**Task description**
Locate each line in the items below that contains the word "specks", matching case, and copy every such line.

**Listings of element locations**
——————————

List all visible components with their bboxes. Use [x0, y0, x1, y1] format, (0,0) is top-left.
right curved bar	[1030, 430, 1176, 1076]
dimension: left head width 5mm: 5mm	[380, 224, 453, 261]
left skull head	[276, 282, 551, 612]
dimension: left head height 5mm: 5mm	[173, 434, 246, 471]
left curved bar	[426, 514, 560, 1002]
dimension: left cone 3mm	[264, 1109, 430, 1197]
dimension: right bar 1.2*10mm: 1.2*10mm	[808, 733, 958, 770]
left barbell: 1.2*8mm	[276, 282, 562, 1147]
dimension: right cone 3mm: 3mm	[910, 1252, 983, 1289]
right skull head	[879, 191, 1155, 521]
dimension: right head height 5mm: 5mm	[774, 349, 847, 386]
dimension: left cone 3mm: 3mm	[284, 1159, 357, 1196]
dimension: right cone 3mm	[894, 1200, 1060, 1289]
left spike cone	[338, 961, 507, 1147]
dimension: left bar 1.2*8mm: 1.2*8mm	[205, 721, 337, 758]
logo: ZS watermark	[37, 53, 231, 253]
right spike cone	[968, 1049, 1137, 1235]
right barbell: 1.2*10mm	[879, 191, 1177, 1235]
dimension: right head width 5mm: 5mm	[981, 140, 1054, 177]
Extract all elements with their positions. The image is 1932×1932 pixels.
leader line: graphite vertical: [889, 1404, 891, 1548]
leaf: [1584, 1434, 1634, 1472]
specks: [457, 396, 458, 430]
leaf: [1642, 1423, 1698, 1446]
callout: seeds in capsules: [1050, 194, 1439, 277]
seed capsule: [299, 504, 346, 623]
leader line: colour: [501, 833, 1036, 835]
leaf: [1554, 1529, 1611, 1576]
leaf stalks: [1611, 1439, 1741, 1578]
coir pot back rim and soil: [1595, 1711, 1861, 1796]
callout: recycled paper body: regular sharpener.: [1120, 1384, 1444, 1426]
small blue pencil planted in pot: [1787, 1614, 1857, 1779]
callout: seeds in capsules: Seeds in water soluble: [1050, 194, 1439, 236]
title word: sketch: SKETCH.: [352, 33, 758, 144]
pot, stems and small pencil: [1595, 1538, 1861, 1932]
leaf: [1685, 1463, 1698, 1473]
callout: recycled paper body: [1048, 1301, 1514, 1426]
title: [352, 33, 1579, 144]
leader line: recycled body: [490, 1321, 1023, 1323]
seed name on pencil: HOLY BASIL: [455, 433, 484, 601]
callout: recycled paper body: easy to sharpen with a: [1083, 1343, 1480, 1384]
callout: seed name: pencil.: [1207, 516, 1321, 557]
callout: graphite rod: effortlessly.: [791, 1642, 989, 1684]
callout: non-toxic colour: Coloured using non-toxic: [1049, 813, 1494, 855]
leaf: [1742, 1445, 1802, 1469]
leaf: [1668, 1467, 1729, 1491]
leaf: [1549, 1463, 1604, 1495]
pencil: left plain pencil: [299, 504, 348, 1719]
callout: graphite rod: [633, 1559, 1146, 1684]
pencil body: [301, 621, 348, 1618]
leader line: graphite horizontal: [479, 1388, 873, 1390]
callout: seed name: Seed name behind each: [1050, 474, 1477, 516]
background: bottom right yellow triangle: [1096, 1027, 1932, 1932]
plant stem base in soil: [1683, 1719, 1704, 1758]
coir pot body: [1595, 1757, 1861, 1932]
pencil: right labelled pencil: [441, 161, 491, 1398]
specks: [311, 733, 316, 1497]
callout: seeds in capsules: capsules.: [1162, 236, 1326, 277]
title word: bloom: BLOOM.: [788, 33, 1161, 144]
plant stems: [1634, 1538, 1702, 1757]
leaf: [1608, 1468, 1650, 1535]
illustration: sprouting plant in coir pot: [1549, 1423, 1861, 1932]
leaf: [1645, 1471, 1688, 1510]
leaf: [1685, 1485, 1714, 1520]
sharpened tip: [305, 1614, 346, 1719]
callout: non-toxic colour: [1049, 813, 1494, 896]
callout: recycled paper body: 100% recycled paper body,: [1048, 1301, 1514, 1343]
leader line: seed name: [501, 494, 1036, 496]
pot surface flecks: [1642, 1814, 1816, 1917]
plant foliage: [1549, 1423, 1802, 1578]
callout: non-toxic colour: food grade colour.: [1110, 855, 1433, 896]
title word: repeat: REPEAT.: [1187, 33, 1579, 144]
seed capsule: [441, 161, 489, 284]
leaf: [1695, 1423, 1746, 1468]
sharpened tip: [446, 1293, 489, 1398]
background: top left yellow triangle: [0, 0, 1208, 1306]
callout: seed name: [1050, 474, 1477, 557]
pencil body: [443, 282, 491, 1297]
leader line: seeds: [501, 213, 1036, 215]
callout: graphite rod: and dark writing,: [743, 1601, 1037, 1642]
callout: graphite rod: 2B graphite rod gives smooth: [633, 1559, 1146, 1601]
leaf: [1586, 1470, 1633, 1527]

——————————

**Answer to the exercise**
specks: [457, 396, 458, 430]
specks: [311, 733, 316, 1497]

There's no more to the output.